:: Written task ::
Tally up the lines that include "product" and state that number by itself.

___ Supplied information ___

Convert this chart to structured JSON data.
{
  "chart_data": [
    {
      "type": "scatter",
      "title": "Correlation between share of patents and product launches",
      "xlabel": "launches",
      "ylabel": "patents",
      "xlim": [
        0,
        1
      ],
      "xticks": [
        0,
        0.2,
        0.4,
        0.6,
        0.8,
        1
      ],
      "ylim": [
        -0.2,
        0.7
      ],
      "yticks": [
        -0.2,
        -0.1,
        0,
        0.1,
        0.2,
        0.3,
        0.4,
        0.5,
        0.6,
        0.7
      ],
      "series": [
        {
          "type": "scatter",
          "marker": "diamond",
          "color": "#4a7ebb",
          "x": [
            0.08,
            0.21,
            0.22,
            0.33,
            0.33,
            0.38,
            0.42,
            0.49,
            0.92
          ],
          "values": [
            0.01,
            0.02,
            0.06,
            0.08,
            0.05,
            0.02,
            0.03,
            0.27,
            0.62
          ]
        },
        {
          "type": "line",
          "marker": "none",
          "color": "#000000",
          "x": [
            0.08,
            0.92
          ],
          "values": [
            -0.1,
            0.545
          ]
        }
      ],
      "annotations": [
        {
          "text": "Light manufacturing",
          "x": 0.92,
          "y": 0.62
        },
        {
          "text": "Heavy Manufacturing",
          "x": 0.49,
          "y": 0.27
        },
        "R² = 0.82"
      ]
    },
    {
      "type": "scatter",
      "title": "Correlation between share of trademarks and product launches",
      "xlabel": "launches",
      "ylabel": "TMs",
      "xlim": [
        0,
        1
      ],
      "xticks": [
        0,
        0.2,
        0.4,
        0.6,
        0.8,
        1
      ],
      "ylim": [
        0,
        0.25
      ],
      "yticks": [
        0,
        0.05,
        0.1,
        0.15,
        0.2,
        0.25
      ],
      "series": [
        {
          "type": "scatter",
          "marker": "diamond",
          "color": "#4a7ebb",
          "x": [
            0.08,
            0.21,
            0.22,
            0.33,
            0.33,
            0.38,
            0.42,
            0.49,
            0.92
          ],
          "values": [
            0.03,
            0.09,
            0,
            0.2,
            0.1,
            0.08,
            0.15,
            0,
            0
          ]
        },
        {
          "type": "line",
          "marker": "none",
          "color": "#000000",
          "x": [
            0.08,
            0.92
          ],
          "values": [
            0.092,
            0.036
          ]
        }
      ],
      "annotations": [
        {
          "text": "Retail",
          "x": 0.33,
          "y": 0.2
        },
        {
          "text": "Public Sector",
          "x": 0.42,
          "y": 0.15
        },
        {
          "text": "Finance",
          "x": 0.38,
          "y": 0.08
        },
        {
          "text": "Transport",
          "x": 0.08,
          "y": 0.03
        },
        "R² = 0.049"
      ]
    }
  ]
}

___

:: Correct output ::
2